Restate the full set of records exactly, word for word.

Dataset listings of figures:
★ ★ ★ ★ ★ ★ ★
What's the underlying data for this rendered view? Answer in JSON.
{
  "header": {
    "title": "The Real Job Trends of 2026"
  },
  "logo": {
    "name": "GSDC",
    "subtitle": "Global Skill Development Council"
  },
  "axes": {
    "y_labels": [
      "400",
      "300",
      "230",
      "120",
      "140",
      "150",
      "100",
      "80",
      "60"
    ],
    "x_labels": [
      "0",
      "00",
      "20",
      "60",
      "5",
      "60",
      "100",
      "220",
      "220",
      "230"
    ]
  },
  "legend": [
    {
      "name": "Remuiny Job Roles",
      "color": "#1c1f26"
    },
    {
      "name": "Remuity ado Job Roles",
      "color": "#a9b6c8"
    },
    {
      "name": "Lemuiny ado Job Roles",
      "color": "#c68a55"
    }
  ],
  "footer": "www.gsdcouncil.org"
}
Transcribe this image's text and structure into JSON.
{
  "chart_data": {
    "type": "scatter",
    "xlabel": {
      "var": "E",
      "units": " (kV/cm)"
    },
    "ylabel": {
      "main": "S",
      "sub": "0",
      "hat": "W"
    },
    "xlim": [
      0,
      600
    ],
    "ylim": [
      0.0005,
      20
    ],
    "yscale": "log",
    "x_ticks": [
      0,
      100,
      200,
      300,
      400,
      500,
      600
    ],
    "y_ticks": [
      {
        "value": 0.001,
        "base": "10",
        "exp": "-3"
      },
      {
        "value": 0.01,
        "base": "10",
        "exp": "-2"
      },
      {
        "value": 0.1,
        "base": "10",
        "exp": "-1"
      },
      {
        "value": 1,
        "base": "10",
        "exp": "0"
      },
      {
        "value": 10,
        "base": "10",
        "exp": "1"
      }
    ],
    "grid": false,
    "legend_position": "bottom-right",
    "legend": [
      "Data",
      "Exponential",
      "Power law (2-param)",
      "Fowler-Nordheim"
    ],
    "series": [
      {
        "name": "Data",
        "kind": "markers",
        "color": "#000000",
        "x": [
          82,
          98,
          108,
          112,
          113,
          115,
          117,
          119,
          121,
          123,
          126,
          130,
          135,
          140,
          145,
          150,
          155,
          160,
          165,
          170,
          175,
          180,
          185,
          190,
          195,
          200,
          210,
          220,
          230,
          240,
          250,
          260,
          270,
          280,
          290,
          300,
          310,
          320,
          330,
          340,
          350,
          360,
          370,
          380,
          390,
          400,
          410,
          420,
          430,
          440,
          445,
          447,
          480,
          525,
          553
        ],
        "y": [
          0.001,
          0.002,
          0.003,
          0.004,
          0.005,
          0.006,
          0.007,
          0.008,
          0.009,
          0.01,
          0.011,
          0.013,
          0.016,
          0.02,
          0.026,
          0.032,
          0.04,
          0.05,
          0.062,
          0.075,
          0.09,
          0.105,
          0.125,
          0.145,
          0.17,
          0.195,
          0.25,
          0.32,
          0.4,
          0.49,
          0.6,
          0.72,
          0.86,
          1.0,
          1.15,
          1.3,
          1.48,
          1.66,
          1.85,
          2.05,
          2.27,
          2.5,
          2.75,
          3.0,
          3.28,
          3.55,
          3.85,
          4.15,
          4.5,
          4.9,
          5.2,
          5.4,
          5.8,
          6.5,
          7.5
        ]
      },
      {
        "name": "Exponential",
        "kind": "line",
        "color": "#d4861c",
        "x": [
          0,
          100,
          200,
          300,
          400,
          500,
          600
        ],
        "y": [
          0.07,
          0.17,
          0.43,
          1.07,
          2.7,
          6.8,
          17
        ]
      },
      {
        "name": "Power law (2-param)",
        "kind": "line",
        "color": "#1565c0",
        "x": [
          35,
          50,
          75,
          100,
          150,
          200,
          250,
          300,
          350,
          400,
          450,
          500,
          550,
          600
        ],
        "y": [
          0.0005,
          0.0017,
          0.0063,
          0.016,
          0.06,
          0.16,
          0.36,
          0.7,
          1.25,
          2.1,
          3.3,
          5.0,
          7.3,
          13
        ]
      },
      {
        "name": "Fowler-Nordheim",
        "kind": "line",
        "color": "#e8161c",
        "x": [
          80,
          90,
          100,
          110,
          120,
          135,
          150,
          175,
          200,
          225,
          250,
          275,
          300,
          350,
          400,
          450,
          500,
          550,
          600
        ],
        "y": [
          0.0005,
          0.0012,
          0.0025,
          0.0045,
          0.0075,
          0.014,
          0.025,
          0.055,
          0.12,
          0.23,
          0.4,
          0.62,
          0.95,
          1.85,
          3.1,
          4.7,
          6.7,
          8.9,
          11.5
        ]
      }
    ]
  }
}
★ ★ ★ ★ ★ ★ ★
COMPLETE OUTPUT:
What's the underlying data for this rendered view? Answer in JSON.
{
  "header": {
    "title": "The Real Job Trends of 2026"
  },
  "logo": {
    "name": "GSDC",
    "subtitle": "Global Skill Development Council"
  },
  "axes": {
    "y_labels": [
      "400",
      "300",
      "230",
      "120",
      "140",
      "150",
      "100",
      "80",
      "60"
    ],
    "x_labels": [
      "0",
      "00",
      "20",
      "60",
      "5",
      "60",
      "100",
      "220",
      "220",
      "230"
    ]
  },
  "legend": [
    {
      "name": "Remuiny Job Roles",
      "color": "#1c1f26"
    },
    {
      "name": "Remuity ado Job Roles",
      "color": "#a9b6c8"
    },
    {
      "name": "Lemuiny ado Job Roles",
      "color": "#c68a55"
    }
  ],
  "footer": "www.gsdcouncil.org"
}
Transcribe this image's text and structure into JSON.
{
  "chart_data": {
    "type": "scatter",
    "xlabel": {
      "var": "E",
      "units": " (kV/cm)"
    },
    "ylabel": {
      "main": "S",
      "sub": "0",
      "hat": "W"
    },
    "xlim": [
      0,
      600
    ],
    "ylim": [
      0.0005,
      20
    ],
    "yscale": "log",
    "x_ticks": [
      0,
      100,
      200,
      300,
      400,
      500,
      600
    ],
    "y_ticks": [
      {
        "value": 0.001,
        "base": "10",
        "exp": "-3"
      },
      {
        "value": 0.01,
        "base": "10",
        "exp": "-2"
      },
      {
        "value": 0.1,
        "base": "10",
        "exp": "-1"
      },
      {
        "value": 1,
        "base": "10",
        "exp": "0"
      },
      {
        "value": 10,
        "base": "10",
        "exp": "1"
      }
    ],
    "grid": false,
    "legend_position": "bottom-right",
    "legend": [
      "Data",
      "Exponential",
      "Power law (2-param)",
      "Fowler-Nordheim"
    ],
    "series": [
      {
        "name": "Data",
        "kind": "markers",
        "color": "#000000",
        "x": [
          82,
          98,
          108,
          112,
          113,
          115,
          117,
          119,
          121,
          123,
          126,
          130,
          135,
          140,
          145,
          150,
          155,
          160,
          165,
          170,
          175,
          180,
          185,
          190,
          195,
          200,
          210,
          220,
          230,
          240,
          250,
          260,
          270,
          280,
          290,
          300,
          310,
          320,
          330,
          340,
          350,
          360,
          370,
          380,
          390,
          400,
          410,
          420,
          430,
          440,
          445,
          447,
          480,
          525,
          553
        ],
        "y": [
          0.001,
          0.002,
          0.003,
          0.004,
          0.005,
          0.006,
          0.007,
          0.008,
          0.009,
          0.01,
          0.011,
          0.013,
          0.016,
          0.02,
          0.026,
          0.032,
          0.04,
          0.05,
          0.062,
          0.075,
          0.09,
          0.105,
          0.125,
          0.145,
          0.17,
          0.195,
          0.25,
          0.32,
          0.4,
          0.49,
          0.6,
          0.72,
          0.86,
          1.0,
          1.15,
          1.3,
          1.48,
          1.66,
          1.85,
          2.05,
          2.27,
          2.5,
          2.75,
          3.0,
          3.28,
          3.55,
          3.85,
          4.15,
          4.5,
          4.9,
          5.2,
          5.4,
          5.8,
          6.5,
          7.5
        ]
      },
      {
        "name": "Exponential",
        "kind": "line",
        "color": "#d4861c",
        "x": [
          0,
          100,
          200,
          300,
          400,
          500,
          600
        ],
        "y": [
          0.07,
          0.17,
          0.43,
          1.07,
          2.7,
          6.8,
          17
        ]
      },
      {
        "name": "Power law (2-param)",
        "kind": "line",
        "color": "#1565c0",
        "x": [
          35,
          50,
          75,
          100,
          150,
          200,
          250,
          300,
          350,
          400,
          450,
          500,
          550,
          600
        ],
        "y": [
          0.0005,
          0.0017,
          0.0063,
          0.016,
          0.06,
          0.16,
          0.36,
          0.7,
          1.25,
          2.1,
          3.3,
          5.0,
          7.3,
          13
        ]
      },
      {
        "name": "Fowler-Nordheim",
        "kind": "line",
        "color": "#e8161c",
        "x": [
          80,
          90,
          100,
          110,
          120,
          135,
          150,
          175,
          200,
          225,
          250,
          275,
          300,
          350,
          400,
          450,
          500,
          550,
          600
        ],
        "y": [
          0.0005,
          0.0012,
          0.0025,
          0.0045,
          0.0075,
          0.014,
          0.025,
          0.055,
          0.12,
          0.23,
          0.4,
          0.62,
          0.95,
          1.85,
          3.1,
          4.7,
          6.7,
          8.9,
          11.5
        ]
      }
    ]
  }
}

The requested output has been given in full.